* TESTO PROPOSTO:
-----

Si deduce che l’ordinanza impugnata ha affermato il rischio di incapienza patrimoniale della società “RAGIONE_SOCIALE” e di NOME COGNOME sulla base di argomentazioni generiche e del tutto apodittiche.
Il ricorso di NOME COGNOME è articolato in tre motivi.
5.1. Con il primo motivo, si denuncia violazione di legge, in riferimento agli artt. 8 ss. e 16 cod. proc. pen. e 18 d.lgs. n. 74 del 2000, nonché vizio di motivazione, a norma dell’art. 606, comma 1, lett. b), c) ed e), cod. proc. avuto riguardo alla ritenuta competenza per territorio del Tribunale di S. Maria Capua Vetere.
Le censure sono identiche a quelle enunciate nel primo motivo del ricorso proposto dalla società “RAGIONE_SOCIALE, in persona del legale rappresentante pro tempore NOME COGNOME
5.2. Con il secondo motivo, si denuncia violazione di legge, in riferimento agli artt. 321 e 649 cod. proc. pen., nonché vizio di motivazione, a norma dell’art. 606, comma 1, lett. b) ed e), cod. proc. pen., avuto riguardo alla esclusione del giudicato cautelare.
Le censure sono identiche a quelle enunciate nel secondo motivo del ricorso proposto dalla società “RAGIONE_SOCIALE, in persona del legale rappresentante pro tempore NOME COGNOME
5.3. Con il terzo motivo, si denuncia violazione di legge, in riferimento all’art. 321, comma 2, cod. proc. pen., nonché vizio di motivazione, a norma dell’art. 606, comma 1, lett. b) ed e), cod. proc. pen., avuto riguardo alla ritenuta sussistenza delle esigenze cautelari.

-----

* RIGHE DEL DATASET:
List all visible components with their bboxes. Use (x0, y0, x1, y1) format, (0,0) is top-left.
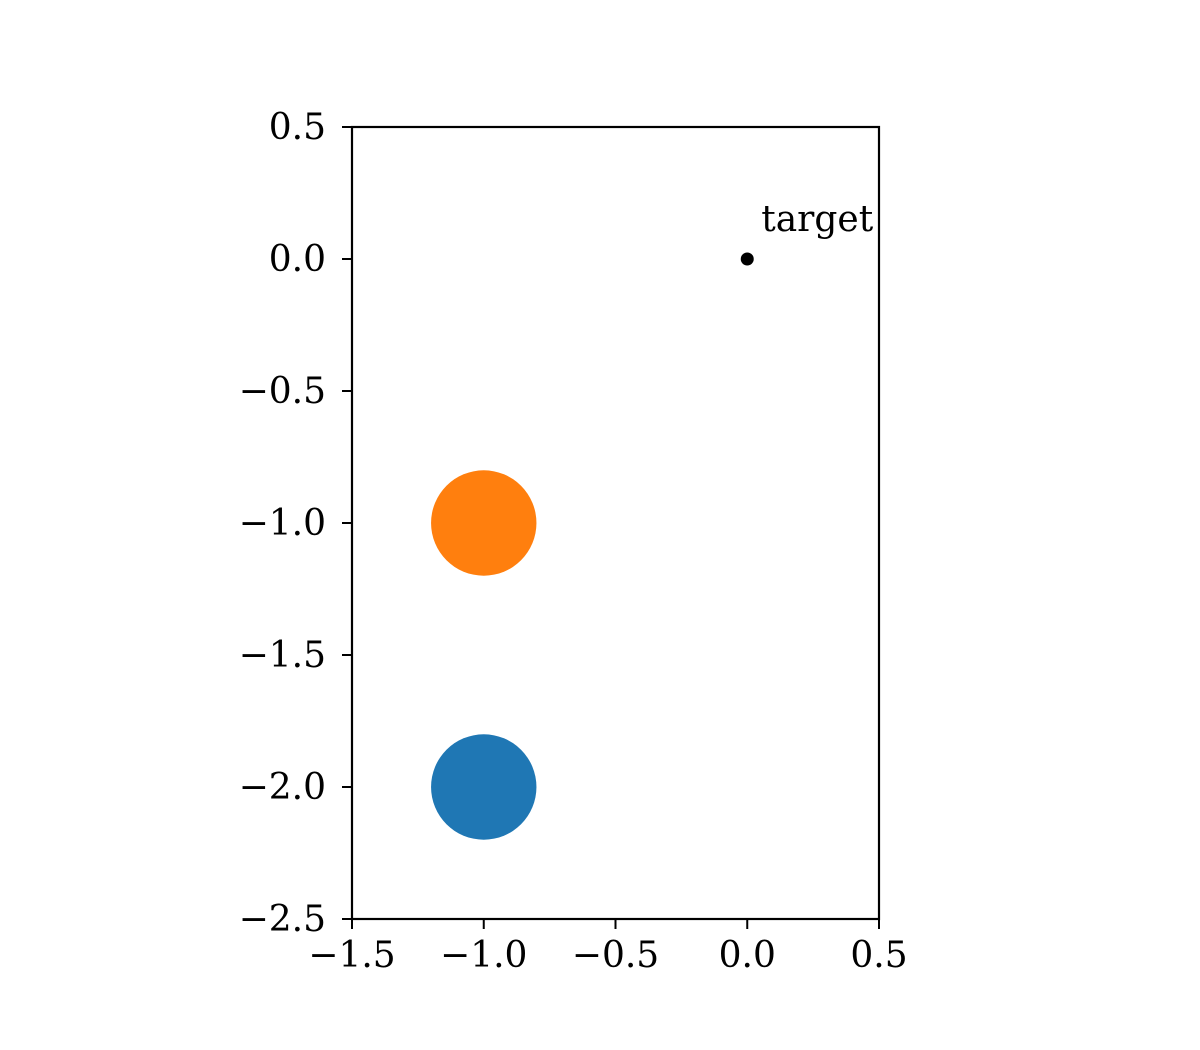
target-point (740, 252, 754, 266)
x-tick-label: −1.0 (440, 935, 527, 976)
y-tick-label: −2.5 (239, 899, 326, 940)
x-axis: −1.5 −1.0 −0.5 0.0 0.5 (308, 919, 908, 976)
x-tick-label: −0.5 (572, 935, 659, 976)
y-tick-label: −1.5 (239, 635, 326, 676)
y-tick-label: 0.0 (269, 239, 326, 280)
target-label: target (761, 199, 873, 240)
circle-marker-1 (431, 470, 537, 576)
y-tick-label: −0.5 (239, 371, 326, 412)
y-tick-label: −2.0 (239, 767, 326, 808)
circle-marker-2 (431, 734, 537, 840)
plot-marks: target (431, 199, 874, 840)
y-tick-label: 0.5 (269, 107, 326, 148)
y-tick-label: −1.0 (239, 503, 326, 544)
x-tick-label: 0.5 (850, 935, 907, 976)
x-tick-label: −1.5 (308, 935, 395, 976)
x-tick-label: 0.0 (719, 935, 776, 976)
y-axis: 0.5 0.0 −0.5 −1.0 −1.5 −2.0 −2.5 (239, 107, 352, 940)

-----

* OBIETTIVI:
a) Nel passo sul ricorso, elenca gli aspetti a cui si riferiscono i tre motivi del ricorso di NOME COGNOME, cioè quelli indicati dopo le parole "avuto riguardo".
b) Riscrivi il brano del passo sul ricorso che inizia con le parole "Le censure sono identiche a quelle enunciate nel primo" e termina dopo "delle esigenze cautelari.", chiamando "doglianze" ciò che nel passo è indicato come "censure".
c) Secondo il passo sul ricorso, su quale base l'ordinanza impugnata ha affermato il rischio di incapienza patrimoniale della società e di NOME COGNOME?
Le righe provengono da una fonte diversa.

* SOLUZIONI:
a)
- La ritenuta competenza per territorio del Tribunale di S. Maria Capua Vetere
- L'esclusione del giudicato cautelare
- La ritenuta sussistenza delle esigenze cautelari

b)
Le doglianze sono identiche a quelle enunciate nel primo motivo del ricorso proposto dalla società “RAGIONE_SOCIALE, in persona del legale rappresentante pro tempore NOME COGNOME
5.2. Con il secondo motivo, si denuncia violazione di legge, in riferimento agli artt. 321 e 649 cod. proc. pen., nonché vizio di motivazione, a norma dell’art. 606, comma 1, lett. b) ed e), cod. proc. pen., avuto riguardo alla esclusione del giudicato cautelare.
Le doglianze sono identiche a quelle enunciate nel secondo motivo del ricorso proposto dalla società “RAGIONE_SOCIALE, in persona del legale rappresentante pro tempore NOME COGNOME
5.3. Con il terzo motivo, si denuncia violazione di legge, in riferimento all’art. 321, comma 2, cod. proc. pen., nonché vizio di motivazione, a norma dell’art. 606, comma 1, lett. b) ed e), cod. proc. pen., avuto riguardo alla ritenuta sussistenza delle esigenze cautelari.

c) Secondo quanto si deduce nel passo, l'ordinanza impugnata ha affermato quel rischio sulla base di argomentazioni generiche e del tutto apodittiche.